- [What is expected]: Return each line of the records holding the string "ylabel".
— Start —
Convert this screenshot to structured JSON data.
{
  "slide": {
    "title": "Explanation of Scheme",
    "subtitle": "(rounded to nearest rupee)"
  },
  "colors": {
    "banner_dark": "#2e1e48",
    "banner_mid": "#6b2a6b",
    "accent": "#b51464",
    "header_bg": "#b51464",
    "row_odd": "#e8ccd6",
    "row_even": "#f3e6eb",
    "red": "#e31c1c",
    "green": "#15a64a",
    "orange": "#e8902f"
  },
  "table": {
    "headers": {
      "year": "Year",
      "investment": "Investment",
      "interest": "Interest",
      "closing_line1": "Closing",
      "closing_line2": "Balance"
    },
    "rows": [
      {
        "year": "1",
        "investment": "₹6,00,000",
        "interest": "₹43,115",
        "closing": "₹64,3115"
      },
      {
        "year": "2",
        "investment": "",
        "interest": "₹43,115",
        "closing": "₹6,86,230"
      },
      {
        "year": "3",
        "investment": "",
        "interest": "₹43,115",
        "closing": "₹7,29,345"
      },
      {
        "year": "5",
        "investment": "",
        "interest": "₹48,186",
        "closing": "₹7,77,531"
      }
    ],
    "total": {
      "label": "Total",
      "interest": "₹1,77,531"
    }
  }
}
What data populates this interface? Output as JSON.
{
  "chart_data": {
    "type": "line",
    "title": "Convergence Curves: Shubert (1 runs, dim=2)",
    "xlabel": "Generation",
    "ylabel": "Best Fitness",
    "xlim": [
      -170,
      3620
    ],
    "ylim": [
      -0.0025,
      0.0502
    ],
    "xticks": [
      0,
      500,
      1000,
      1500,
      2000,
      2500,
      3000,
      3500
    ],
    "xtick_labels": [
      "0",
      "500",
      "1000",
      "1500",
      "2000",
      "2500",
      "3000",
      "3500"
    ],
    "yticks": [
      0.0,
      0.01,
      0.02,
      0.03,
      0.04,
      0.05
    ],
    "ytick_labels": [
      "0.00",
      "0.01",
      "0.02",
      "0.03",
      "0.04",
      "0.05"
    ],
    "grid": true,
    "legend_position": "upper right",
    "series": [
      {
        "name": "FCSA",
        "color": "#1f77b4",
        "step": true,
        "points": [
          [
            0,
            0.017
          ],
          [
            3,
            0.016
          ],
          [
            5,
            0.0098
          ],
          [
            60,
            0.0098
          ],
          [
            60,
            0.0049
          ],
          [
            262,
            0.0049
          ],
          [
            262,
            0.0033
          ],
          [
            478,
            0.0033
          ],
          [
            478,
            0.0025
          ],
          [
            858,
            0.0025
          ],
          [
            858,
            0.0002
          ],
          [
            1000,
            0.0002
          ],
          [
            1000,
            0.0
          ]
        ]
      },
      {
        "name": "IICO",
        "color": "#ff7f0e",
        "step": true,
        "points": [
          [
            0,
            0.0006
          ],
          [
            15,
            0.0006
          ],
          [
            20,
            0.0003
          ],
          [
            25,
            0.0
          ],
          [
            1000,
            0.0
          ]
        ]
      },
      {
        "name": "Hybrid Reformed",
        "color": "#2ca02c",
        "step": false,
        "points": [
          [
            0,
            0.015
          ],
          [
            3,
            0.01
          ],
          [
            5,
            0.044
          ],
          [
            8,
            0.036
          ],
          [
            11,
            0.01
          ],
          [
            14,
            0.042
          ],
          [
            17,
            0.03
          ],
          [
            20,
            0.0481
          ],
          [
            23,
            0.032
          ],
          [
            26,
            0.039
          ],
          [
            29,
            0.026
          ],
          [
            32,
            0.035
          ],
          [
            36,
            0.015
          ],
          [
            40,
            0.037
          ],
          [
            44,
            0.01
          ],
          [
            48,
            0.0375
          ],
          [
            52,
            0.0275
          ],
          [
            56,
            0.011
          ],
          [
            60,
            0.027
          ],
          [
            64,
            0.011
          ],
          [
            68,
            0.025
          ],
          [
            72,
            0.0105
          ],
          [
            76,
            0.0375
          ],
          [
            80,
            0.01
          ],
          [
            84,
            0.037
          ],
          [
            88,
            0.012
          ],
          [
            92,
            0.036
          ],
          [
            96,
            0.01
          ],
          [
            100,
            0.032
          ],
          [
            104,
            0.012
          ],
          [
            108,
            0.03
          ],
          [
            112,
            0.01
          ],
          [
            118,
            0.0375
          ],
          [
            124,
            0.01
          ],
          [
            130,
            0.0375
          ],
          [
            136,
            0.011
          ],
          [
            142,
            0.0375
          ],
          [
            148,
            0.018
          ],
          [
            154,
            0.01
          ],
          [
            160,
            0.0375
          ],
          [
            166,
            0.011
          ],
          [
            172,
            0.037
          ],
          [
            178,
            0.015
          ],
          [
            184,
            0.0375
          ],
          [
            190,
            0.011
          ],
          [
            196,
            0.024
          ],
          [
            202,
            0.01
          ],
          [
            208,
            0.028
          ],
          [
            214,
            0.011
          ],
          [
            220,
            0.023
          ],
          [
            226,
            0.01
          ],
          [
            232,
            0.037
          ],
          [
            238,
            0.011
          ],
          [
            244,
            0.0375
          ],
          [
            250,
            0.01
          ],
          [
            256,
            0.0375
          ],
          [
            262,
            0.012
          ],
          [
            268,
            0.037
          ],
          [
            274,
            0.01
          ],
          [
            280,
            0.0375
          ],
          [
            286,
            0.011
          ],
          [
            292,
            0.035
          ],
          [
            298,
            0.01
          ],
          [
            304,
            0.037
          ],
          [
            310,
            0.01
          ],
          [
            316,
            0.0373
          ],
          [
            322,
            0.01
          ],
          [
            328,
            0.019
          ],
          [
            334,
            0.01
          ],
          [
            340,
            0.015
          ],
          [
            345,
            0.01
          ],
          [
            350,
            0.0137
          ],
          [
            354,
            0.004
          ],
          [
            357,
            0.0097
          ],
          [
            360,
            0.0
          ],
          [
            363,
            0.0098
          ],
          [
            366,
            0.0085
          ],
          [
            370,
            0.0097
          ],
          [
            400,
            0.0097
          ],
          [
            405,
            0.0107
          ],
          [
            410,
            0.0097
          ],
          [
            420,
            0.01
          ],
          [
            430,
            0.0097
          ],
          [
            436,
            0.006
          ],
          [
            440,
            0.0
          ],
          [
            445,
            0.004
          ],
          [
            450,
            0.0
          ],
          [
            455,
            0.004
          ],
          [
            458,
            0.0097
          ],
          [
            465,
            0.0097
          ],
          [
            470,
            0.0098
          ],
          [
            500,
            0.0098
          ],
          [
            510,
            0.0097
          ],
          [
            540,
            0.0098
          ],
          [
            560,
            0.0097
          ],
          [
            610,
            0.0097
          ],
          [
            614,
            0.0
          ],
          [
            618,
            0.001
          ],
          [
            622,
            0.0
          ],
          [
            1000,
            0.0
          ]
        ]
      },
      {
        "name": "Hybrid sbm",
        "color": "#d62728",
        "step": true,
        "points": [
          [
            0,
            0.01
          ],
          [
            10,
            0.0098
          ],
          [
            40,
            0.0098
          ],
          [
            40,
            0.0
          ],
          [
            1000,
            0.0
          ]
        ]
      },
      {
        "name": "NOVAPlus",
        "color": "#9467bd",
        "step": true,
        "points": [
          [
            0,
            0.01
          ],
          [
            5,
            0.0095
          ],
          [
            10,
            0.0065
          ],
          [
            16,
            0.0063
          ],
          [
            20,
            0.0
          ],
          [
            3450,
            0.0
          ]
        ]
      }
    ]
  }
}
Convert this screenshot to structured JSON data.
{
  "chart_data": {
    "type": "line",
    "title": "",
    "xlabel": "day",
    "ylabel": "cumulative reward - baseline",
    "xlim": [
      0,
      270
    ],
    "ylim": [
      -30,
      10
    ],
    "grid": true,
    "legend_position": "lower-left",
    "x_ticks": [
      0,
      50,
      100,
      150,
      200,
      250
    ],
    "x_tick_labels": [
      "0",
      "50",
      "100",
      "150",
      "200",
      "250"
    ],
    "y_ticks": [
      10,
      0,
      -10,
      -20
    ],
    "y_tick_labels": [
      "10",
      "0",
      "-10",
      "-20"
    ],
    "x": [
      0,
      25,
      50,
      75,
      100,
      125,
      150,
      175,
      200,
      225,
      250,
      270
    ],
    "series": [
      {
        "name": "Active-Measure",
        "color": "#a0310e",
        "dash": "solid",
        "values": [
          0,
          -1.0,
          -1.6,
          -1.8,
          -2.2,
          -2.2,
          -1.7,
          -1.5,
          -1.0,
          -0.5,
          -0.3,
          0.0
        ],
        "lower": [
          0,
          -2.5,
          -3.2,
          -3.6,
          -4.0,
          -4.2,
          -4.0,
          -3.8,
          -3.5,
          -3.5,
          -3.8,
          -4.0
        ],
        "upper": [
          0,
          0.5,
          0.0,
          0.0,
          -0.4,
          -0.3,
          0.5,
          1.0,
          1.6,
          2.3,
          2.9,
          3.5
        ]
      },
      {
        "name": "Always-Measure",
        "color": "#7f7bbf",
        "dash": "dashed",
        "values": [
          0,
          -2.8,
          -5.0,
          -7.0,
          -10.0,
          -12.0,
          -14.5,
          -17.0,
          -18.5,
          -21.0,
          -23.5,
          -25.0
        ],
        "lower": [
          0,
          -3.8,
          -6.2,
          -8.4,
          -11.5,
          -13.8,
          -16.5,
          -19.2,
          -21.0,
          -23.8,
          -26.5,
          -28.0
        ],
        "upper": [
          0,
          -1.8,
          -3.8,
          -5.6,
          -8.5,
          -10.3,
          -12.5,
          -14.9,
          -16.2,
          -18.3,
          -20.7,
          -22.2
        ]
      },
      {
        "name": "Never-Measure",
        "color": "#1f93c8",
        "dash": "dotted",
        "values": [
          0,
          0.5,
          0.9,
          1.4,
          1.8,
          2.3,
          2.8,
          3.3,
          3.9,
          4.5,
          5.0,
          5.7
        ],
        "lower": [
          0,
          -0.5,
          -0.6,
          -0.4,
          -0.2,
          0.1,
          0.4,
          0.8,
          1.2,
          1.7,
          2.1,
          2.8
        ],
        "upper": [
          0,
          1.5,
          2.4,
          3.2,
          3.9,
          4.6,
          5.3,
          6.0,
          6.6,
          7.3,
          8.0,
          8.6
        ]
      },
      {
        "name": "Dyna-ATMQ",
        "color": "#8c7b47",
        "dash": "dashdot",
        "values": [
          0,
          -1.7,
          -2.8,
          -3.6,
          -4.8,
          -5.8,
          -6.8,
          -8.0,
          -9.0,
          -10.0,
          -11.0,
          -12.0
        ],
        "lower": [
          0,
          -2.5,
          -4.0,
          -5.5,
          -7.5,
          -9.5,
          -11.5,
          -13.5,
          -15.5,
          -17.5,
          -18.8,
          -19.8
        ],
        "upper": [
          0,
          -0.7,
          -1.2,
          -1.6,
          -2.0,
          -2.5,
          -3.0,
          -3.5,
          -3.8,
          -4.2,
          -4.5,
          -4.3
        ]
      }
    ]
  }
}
— End —
- [Exercise response]:
    "ylabel": "Best Fitness",
    "ylabel": "cumulative reward - baseline",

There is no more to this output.